begin

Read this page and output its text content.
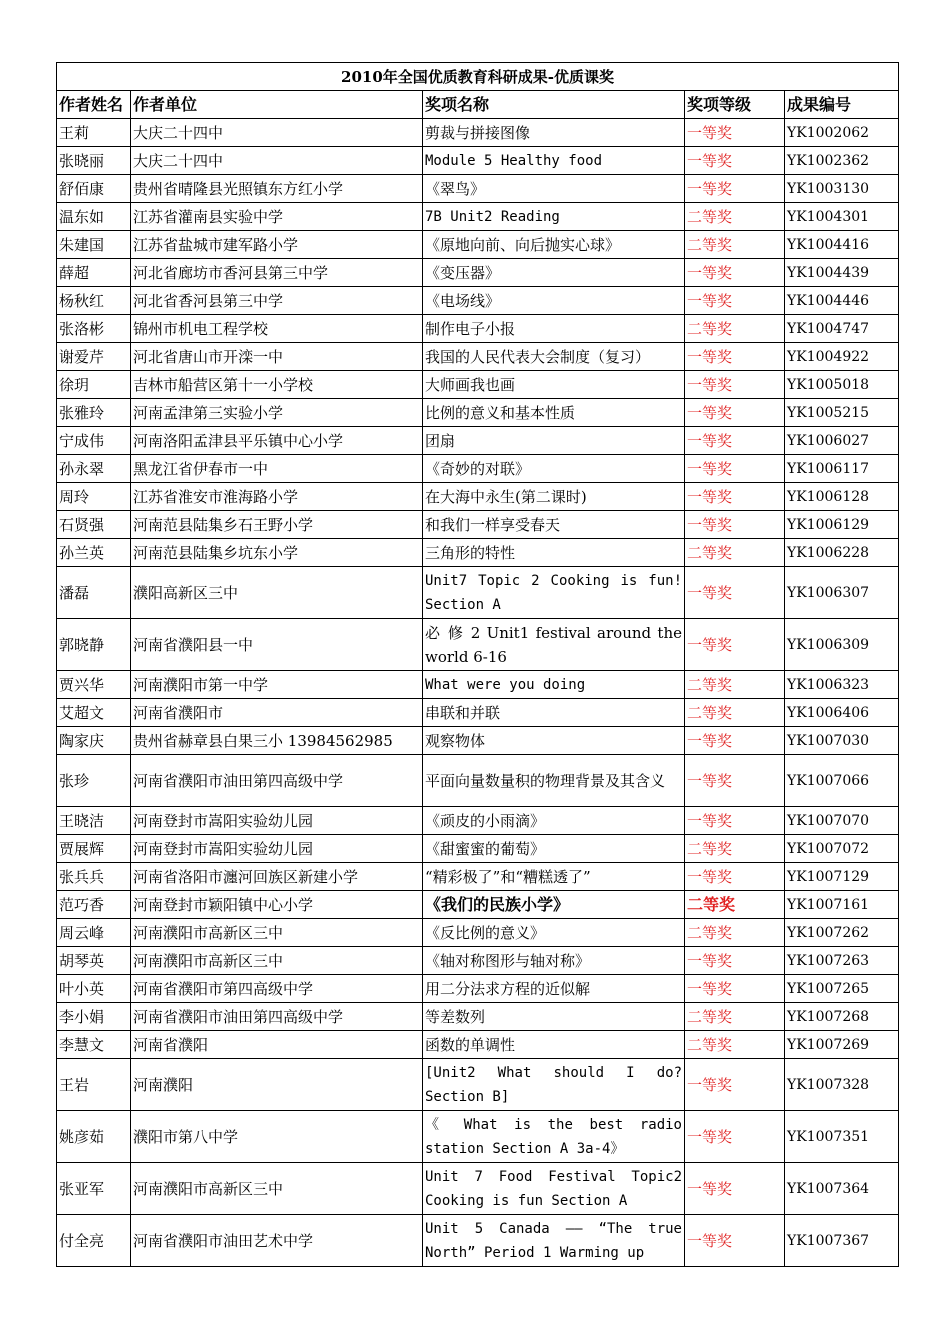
2010年全国优质教育科研成果-优质课奖				
作者姓名	作者单位	奖项名称	奖项等级	成果编号
王莉	大庆二十四中	剪裁与拼接图像	一等奖	YK1002062
张晓丽	大庆二十四中	Module 5 Healthy food	一等奖	YK1002362
舒佰康	贵州省晴隆县光照镇东方红小学	《翠鸟》	一等奖	YK1003130
温东如	江苏省灌南县实验中学	7B Unit2 Reading	二等奖	YK1004301
朱建国	江苏省盐城市建军路小学	《原地向前、向后抛实心球》	二等奖	YK1004416
薛超	河北省廊坊市香河县第三中学	《变压器》	一等奖	YK1004439
杨秋红	河北省香河县第三中学	《电场线》	一等奖	YK1004446
张洛彬	锦州市机电工程学校	制作电子小报	二等奖	YK1004747
谢爱芹	河北省唐山市开滦一中	我国的人民代表大会制度（复习）	一等奖	YK1004922
徐玥	吉林市船营区第十一小学校	大师画我也画	一等奖	YK1005018
张雅玲	河南孟津第三实验小学	比例的意义和基本性质	一等奖	YK1005215
宁成伟	河南洛阳孟津县平乐镇中心小学	团扇	一等奖	YK1006027
孙永翠	黑龙江省伊春市一中	《奇妙的对联》	一等奖	YK1006117
周玲	江苏省淮安市淮海路小学	在大海中永生(第二课时)	一等奖	YK1006128
石贤强	河南范县陆集乡石王野小学	和我们一样享受春天	一等奖	YK1006129
孙兰英	河南范县陆集乡坑东小学	三角形的特性	二等奖	YK1006228
潘磊	濮阳高新区三中	Unit7 Topic 2 Cooking is fun! Section A	一等奖	YK1006307
郭晓静	河南省濮阳县一中	必 修 2 Unit1 festival around the world 6-16	一等奖	YK1006309
贾兴华	河南濮阳市第一中学	What were you doing	二等奖	YK1006323
艾超文	河南省濮阳市	串联和并联	二等奖	YK1006406
陶家庆	贵州省赫章县白果三小 13984562985	观察物体	一等奖	YK1007030
张珍	河南省濮阳市油田第四高级中学	平面向量数量积的物理背景及其含义	一等奖	YK1007066
王晓洁	河南登封市嵩阳实验幼儿园	《顽皮的小雨滴》	一等奖	YK1007070
贾展辉	河南登封市嵩阳实验幼儿园	《甜蜜蜜的葡萄》	二等奖	YK1007072
张兵兵	河南省洛阳市瀍河回族区新建小学	“精彩极了”和“糟糕透了”	一等奖	YK1007129
范巧香	河南登封市颖阳镇中心小学	《我们的民族小学》	二等奖	YK1007161
周云峰	河南濮阳市高新区三中	《反比例的意义》	二等奖	YK1007262
胡琴英	河南濮阳市高新区三中	《轴对称图形与轴对称》	一等奖	YK1007263
叶小英	河南省濮阳市第四高级中学	用二分法求方程的近似解	一等奖	YK1007265
李小娟	河南省濮阳市油田第四高级中学	等差数列	二等奖	YK1007268
李慧文	河南省濮阳	函数的单调性	二等奖	YK1007269
王岩	河南濮阳	[Unit2 What should I do? Section B]	一等奖	YK1007328
姚彦茹	濮阳市第八中学	《 What is the best radio station Section A 3a-4》	一等奖	YK1007351
张亚军	河南濮阳市高新区三中	Unit 7 Food Festival Topic2 Cooking is fun Section A	一等奖	YK1007364
付全亮	河南省濮阳市油田艺术中学	Unit 5 Canada —— “The true North” Period 1 Warming up	一等奖	YK1007367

end

TASK DIRECTIONS: Check each line of the records for the string "河南省濮阳市油田第四高级中学" and state how many lines contain it. Give only the number.

RESULT OF THE TASK: 2